- Problem -
Filter the listing below, copying every line in which the word "euros" appears.

- Dataset content -
■ ■ ■ ■ ■
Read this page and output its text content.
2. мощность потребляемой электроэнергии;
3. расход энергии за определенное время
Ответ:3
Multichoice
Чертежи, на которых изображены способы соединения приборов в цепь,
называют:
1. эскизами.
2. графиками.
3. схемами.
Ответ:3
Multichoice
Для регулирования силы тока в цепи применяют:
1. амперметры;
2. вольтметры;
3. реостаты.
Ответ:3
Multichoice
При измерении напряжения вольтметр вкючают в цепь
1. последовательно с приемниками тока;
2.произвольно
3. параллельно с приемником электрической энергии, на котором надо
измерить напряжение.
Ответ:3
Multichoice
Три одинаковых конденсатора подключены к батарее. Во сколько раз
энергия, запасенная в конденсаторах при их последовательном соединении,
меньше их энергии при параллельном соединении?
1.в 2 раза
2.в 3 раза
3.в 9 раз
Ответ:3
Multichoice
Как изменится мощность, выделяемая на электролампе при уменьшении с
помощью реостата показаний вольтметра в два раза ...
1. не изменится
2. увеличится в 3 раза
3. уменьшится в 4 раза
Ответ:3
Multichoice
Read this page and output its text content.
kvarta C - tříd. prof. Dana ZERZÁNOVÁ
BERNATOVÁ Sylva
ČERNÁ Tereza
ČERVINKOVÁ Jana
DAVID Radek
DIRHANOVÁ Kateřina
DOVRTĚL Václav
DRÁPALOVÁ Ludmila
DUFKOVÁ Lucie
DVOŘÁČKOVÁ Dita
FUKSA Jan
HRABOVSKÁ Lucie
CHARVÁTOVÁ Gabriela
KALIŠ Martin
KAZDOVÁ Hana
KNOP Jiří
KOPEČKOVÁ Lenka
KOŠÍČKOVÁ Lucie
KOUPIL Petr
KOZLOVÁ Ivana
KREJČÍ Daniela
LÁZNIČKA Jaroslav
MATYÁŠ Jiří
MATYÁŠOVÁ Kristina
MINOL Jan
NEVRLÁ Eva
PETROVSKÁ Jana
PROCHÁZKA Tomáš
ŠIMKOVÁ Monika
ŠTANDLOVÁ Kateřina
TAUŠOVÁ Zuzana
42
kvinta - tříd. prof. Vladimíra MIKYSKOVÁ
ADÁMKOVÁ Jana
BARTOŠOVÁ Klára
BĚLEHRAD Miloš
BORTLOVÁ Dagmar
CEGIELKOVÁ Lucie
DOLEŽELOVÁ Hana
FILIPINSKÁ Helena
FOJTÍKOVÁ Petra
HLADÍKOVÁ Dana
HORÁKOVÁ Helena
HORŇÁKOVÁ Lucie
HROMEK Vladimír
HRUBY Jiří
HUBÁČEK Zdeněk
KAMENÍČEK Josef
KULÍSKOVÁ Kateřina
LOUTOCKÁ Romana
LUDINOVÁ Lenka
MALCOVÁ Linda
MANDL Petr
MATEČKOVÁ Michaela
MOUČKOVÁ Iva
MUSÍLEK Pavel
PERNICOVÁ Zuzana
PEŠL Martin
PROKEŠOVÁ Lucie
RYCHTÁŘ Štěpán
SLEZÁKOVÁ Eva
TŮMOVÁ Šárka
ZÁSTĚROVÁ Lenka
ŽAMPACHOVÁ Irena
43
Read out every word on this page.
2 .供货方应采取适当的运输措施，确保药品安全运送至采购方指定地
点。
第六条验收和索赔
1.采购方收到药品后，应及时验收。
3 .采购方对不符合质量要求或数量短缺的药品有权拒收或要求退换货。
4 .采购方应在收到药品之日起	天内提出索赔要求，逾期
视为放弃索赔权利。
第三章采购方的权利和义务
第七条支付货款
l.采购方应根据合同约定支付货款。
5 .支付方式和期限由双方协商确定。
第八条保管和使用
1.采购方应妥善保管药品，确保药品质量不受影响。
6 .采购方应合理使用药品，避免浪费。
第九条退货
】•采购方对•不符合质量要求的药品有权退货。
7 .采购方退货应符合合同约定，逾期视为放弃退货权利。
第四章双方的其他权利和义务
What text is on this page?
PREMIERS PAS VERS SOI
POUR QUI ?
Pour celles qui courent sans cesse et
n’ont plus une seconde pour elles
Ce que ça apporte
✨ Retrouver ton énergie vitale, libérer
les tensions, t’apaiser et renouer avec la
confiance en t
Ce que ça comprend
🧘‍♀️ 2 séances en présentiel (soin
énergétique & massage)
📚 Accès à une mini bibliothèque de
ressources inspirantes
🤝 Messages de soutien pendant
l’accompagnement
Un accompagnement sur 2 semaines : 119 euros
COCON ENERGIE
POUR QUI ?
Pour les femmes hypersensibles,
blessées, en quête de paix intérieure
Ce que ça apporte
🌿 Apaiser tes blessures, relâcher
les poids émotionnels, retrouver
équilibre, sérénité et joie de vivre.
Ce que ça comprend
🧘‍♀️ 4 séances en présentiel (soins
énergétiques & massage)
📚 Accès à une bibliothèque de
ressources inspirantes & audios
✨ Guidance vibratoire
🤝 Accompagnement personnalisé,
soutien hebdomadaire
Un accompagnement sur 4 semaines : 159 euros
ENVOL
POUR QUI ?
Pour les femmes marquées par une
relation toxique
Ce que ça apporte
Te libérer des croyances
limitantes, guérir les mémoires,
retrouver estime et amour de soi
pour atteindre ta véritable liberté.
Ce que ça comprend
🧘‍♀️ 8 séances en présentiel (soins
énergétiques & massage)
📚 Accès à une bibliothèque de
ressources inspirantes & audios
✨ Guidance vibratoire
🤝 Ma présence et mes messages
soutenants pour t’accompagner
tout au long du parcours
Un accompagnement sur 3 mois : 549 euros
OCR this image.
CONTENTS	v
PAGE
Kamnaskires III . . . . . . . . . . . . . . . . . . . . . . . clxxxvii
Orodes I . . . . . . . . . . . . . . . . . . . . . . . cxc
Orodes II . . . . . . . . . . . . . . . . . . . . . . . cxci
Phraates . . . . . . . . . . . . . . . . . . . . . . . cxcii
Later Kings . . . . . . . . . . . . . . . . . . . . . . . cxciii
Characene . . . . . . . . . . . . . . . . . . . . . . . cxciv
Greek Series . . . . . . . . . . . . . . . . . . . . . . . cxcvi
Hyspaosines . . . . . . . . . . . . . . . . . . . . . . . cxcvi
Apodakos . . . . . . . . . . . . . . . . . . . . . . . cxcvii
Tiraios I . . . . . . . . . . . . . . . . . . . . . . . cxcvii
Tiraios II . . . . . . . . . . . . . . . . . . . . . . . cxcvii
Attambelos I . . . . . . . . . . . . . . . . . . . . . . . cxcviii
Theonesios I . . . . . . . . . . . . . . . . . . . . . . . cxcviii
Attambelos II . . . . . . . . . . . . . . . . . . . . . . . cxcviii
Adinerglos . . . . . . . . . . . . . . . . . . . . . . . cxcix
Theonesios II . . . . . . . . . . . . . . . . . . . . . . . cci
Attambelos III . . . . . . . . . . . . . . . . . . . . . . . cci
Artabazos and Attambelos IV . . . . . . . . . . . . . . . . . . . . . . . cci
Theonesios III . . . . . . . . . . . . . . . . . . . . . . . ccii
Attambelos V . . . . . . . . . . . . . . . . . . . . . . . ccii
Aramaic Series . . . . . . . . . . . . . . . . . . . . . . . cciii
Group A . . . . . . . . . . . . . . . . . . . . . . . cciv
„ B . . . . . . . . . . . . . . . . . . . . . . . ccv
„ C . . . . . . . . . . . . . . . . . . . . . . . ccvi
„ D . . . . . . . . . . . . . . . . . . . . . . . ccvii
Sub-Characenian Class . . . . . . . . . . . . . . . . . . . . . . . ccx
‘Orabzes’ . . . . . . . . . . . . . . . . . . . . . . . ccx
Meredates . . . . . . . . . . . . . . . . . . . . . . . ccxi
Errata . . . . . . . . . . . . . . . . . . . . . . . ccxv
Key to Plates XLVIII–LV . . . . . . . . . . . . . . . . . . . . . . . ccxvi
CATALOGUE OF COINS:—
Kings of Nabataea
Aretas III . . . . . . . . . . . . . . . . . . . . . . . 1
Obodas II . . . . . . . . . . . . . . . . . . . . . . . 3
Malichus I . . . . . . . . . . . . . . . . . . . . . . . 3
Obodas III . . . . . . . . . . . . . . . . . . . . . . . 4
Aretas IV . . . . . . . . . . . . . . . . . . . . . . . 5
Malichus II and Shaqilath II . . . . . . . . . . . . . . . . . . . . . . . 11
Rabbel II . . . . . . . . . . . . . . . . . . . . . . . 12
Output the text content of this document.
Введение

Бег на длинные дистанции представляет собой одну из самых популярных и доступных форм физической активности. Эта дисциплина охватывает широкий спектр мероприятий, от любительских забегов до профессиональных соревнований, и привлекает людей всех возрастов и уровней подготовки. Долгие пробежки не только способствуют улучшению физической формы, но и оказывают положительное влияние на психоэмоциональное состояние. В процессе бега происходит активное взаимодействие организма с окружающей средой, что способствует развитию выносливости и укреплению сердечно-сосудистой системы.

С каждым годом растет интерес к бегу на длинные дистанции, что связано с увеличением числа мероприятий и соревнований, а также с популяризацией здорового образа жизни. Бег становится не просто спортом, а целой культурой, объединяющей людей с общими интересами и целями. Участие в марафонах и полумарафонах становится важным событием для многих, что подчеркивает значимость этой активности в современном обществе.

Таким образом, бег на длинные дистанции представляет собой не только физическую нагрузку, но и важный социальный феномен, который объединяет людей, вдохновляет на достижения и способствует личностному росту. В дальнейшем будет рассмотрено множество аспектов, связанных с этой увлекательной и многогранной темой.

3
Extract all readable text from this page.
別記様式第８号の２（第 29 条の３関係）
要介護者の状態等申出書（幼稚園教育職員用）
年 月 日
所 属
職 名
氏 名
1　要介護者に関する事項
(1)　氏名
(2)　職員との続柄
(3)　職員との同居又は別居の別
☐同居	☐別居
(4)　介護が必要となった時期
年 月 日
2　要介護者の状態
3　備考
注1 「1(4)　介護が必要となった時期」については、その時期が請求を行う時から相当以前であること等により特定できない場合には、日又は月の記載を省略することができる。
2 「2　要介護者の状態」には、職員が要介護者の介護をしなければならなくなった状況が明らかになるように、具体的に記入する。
■ ■ ■ ■ ■
- Exercise result -
Un accompagnement sur 2 semaines : 119 euros
Un accompagnement sur 4 semaines : 159 euros
Un accompagnement sur 3 mois : 549 euros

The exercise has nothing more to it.